問題 >>
A – シリア難民とトルコに関する文章をもとに、次の問いに答えよ。
(i) トルコ国籍を得たシリア難民は何人以上か。
(ii) トルコは国内の様々な民族・宗教宗派集団に対して何を拒絶しているか。
(iii) シリア難民に対する感情の悪化に伴い、トルコでは何が発生しているか。
B – シリア難民とトルコに関する文章で、シリア難民が「トルコ国民」になった場合でも保証されないとされているものをすべて挙げよ。

こうした背景のなかで、トルコ系や高度人材を中心に、20万人以上のシリア難民がトルコ国籍を得ている。しかし、シリア難民が「トルコ国民」になった場合でも、クルド人らと同様に、自らの言語や文化、宗教、アイデンティティを保証されることはない。トルコは、国内の様々な民族・宗教宗派集団に、個別の地位・権利を付与することを拒絶している。そのため、帰化したシリア難民のアイデンティティ保証をめぐる問題も、クルド問題のように、今後のトルコにおける社会統合上の論点にならざるをえない(鈴木 2021, 2024)。トルコが人種や民族、宗教宗派の違いに関係なく、人々を公正・平等に処遇するためには、建国以来の国民アイデンティティの矛盾に向き合っていく必要がある。特定のエスニック性を強調したままであれば、トルコ国内のマイノリティ集団だけでなく、外国人の扱いに対しても、不公正さが顕在し続けるだろう。それらがゆくゆくは、トルコ社会に新たな亀裂をもたらすことになる。
このようにトルコは、国民統合の問題を抱えたままに、難民の統合問題にも直面することになった。シリアに帰る者もいれば、「一時的保護」のままトルコに残り続ける者もいる。すでに「トルコ国民」となった者もおり、「シリア難民」の地位や権利、境遇もまた多様化・複雑化している。アサド政権は崩壊したが、一定数のシリア難民が今後もトルコに残る可能性がある。トルコでは、シリア難民受け入れに伴う財政負担、シリア難民の集住化、国籍付与への反発等を背景としながら、年々シリア難民に対する感情が悪化しており、ヘイトスピーチや暴力事件も発生している。一時的保護の終了や自発的送還の強制、定住を選んだシリア難民への差別も懸念される。シリア難民をめぐる状況は複雑化しているが、いずれにしても、トルコの民族的・宗教的な多様性が増すことは、避けられない状況にある。トルコがどのようにしてシリア難民を処遇するのかは、トルコの国民アイデンティティだけでなく、政治や社会、国体そのものにも大きな影響を与える。すでに一定数以上のシリア難民が国籍を取得している以上、トルコの今後の人口・社会構造にも少なくない影響が表れるだろう。今後のトルコが、シリア難民をめぐってどのような課題に直面していくことになるのか、筆者もまた注視していきたい。

データ抜粋 >>

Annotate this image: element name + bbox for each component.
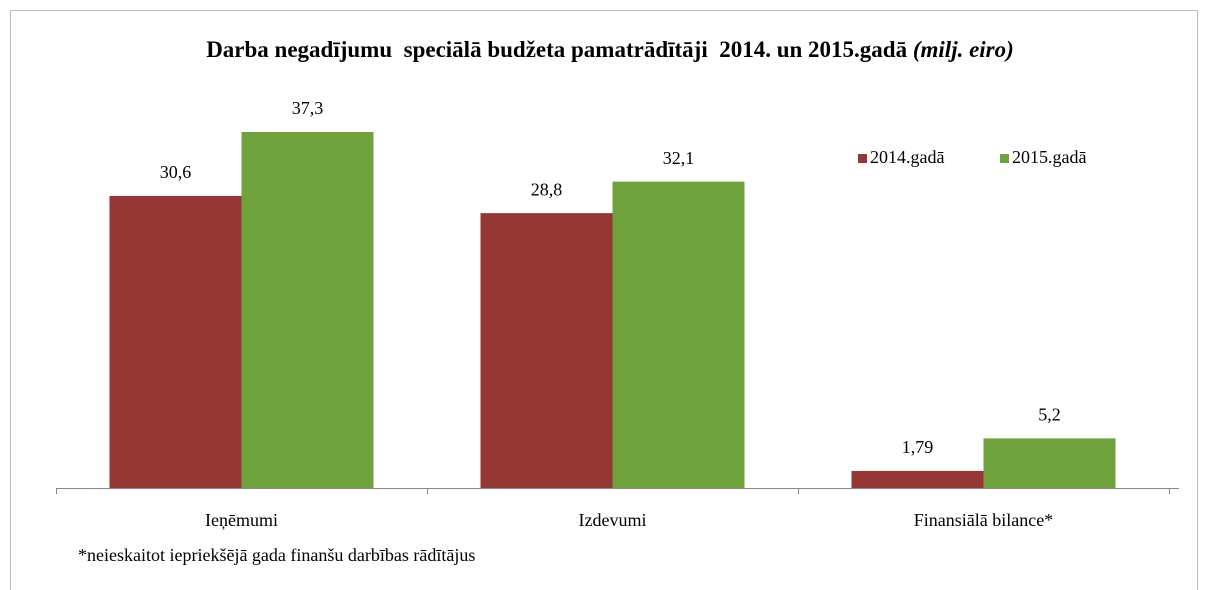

各問の解答 >>
A –
(i) 20万人以上
(ii) 個別の地位・権利を付与すること
(iii) ヘイトスピーチや暴力事件

B – 言語、文化、宗教、アイデンティティ